Exercise brief:
Output the material beneath exactly, leaving nothing out.

Dataset records
◆ ◆ ◆ ◆

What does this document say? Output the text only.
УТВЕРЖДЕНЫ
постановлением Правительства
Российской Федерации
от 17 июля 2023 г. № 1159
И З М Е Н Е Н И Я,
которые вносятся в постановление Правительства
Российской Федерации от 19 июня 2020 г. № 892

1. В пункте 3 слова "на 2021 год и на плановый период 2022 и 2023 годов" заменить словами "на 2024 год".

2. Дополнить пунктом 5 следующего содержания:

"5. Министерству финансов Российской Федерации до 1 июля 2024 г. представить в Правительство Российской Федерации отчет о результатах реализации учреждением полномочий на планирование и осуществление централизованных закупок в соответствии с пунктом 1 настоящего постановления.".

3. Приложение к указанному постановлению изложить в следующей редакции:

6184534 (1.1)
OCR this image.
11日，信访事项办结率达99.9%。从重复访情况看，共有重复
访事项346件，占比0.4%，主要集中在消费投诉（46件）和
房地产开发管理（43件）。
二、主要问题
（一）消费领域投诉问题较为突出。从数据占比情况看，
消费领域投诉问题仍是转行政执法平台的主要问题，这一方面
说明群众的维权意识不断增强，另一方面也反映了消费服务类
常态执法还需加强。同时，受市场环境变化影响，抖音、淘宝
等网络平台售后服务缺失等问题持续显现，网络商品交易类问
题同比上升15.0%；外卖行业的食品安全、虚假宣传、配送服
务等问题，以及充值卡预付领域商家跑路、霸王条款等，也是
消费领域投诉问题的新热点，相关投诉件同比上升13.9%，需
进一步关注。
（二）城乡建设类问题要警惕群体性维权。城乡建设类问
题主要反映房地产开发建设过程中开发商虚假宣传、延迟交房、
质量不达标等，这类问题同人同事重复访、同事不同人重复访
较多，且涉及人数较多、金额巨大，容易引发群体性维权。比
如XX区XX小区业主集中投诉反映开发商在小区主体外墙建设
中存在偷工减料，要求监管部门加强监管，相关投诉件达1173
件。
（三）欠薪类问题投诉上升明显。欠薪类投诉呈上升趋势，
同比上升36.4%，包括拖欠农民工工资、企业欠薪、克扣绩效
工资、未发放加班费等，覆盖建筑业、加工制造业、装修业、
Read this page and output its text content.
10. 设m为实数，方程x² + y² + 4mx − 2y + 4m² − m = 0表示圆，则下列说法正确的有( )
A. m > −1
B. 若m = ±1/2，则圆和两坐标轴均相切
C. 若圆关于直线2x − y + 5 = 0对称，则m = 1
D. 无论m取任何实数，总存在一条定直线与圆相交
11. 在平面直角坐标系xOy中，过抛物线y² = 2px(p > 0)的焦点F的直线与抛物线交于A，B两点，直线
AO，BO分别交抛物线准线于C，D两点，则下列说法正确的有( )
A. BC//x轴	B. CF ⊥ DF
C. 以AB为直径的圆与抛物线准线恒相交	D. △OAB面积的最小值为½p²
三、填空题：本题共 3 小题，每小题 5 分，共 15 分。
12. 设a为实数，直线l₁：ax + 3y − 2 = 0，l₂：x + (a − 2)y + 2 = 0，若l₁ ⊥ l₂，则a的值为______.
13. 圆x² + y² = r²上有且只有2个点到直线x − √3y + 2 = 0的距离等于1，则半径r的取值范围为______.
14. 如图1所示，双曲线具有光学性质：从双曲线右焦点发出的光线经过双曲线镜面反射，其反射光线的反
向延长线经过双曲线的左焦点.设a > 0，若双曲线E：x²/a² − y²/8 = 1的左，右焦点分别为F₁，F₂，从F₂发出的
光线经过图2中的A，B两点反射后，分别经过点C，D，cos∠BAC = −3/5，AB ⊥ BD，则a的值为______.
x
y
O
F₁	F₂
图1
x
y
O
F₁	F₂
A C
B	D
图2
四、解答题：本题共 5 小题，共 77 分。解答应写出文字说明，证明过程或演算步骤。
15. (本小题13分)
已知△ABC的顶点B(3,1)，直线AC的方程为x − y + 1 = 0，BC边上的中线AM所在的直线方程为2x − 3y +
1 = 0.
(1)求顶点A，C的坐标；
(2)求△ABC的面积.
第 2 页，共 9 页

◆ ◆ ◆ ◆

Solution to this problem:
What does this document say? Output the text only.
УТВЕРЖДЕНЫ
постановлением Правительства
Российской Федерации
от 17 июля 2023 г. № 1159
И З М Е Н Е Н И Я,
которые вносятся в постановление Правительства
Российской Федерации от 19 июня 2020 г. № 892

1. В пункте 3 слова "на 2021 год и на плановый период 2022 и 2023 годов" заменить словами "на 2024 год".

2. Дополнить пунктом 5 следующего содержания:

"5. Министерству финансов Российской Федерации до 1 июля 2024 г. представить в Правительство Российской Федерации отчет о результатах реализации учреждением полномочий на планирование и осуществление централизованных закупок в соответствии с пунктом 1 настоящего постановления.".

3. Приложение к указанному постановлению изложить в следующей редакции:

6184534 (1.1)
OCR this image.
11日，信访事项办结率达99.9%。从重复访情况看，共有重复
访事项346件，占比0.4%，主要集中在消费投诉（46件）和
房地产开发管理（43件）。
二、主要问题
（一）消费领域投诉问题较为突出。从数据占比情况看，
消费领域投诉问题仍是转行政执法平台的主要问题，这一方面
说明群众的维权意识不断增强，另一方面也反映了消费服务类
常态执法还需加强。同时，受市场环境变化影响，抖音、淘宝
等网络平台售后服务缺失等问题持续显现，网络商品交易类问
题同比上升15.0%；外卖行业的食品安全、虚假宣传、配送服
务等问题，以及充值卡预付领域商家跑路、霸王条款等，也是
消费领域投诉问题的新热点，相关投诉件同比上升13.9%，需
进一步关注。
（二）城乡建设类问题要警惕群体性维权。城乡建设类问
题主要反映房地产开发建设过程中开发商虚假宣传、延迟交房、
质量不达标等，这类问题同人同事重复访、同事不同人重复访
较多，且涉及人数较多、金额巨大，容易引发群体性维权。比
如XX区XX小区业主集中投诉反映开发商在小区主体外墙建设
中存在偷工减料，要求监管部门加强监管，相关投诉件达1173
件。
（三）欠薪类问题投诉上升明显。欠薪类投诉呈上升趋势，
同比上升36.4%，包括拖欠农民工工资、企业欠薪、克扣绩效
工资、未发放加班费等，覆盖建筑业、加工制造业、装修业、
Read this page and output its text content.
10. 设m为实数，方程x² + y² + 4mx − 2y + 4m² − m = 0表示圆，则下列说法正确的有( )
A. m > −1
B. 若m = ±1/2，则圆和两坐标轴均相切
C. 若圆关于直线2x − y + 5 = 0对称，则m = 1
D. 无论m取任何实数，总存在一条定直线与圆相交
11. 在平面直角坐标系xOy中，过抛物线y² = 2px(p > 0)的焦点F的直线与抛物线交于A，B两点，直线
AO，BO分别交抛物线准线于C，D两点，则下列说法正确的有( )
A. BC//x轴	B. CF ⊥ DF
C. 以AB为直径的圆与抛物线准线恒相交	D. △OAB面积的最小值为½p²
三、填空题：本题共 3 小题，每小题 5 分，共 15 分。
12. 设a为实数，直线l₁：ax + 3y − 2 = 0，l₂：x + (a − 2)y + 2 = 0，若l₁ ⊥ l₂，则a的值为______.
13. 圆x² + y² = r²上有且只有2个点到直线x − √3y + 2 = 0的距离等于1，则半径r的取值范围为______.
14. 如图1所示，双曲线具有光学性质：从双曲线右焦点发出的光线经过双曲线镜面反射，其反射光线的反
向延长线经过双曲线的左焦点.设a > 0，若双曲线E：x²/a² − y²/8 = 1的左，右焦点分别为F₁，F₂，从F₂发出的
光线经过图2中的A，B两点反射后，分别经过点C，D，cos∠BAC = −3/5，AB ⊥ BD，则a的值为______.
x
y
O
F₁	F₂
图1
x
y
O
F₁	F₂
A C
B	D
图2
四、解答题：本题共 5 小题，共 77 分。解答应写出文字说明，证明过程或演算步骤。
15. (本小题13分)
已知△ABC的顶点B(3,1)，直线AC的方程为x − y + 1 = 0，BC边上的中线AM所在的直线方程为2x − 3y +
1 = 0.
(1)求顶点A，C的坐标；
(2)求△ABC的面积.
第 2 页，共 9 页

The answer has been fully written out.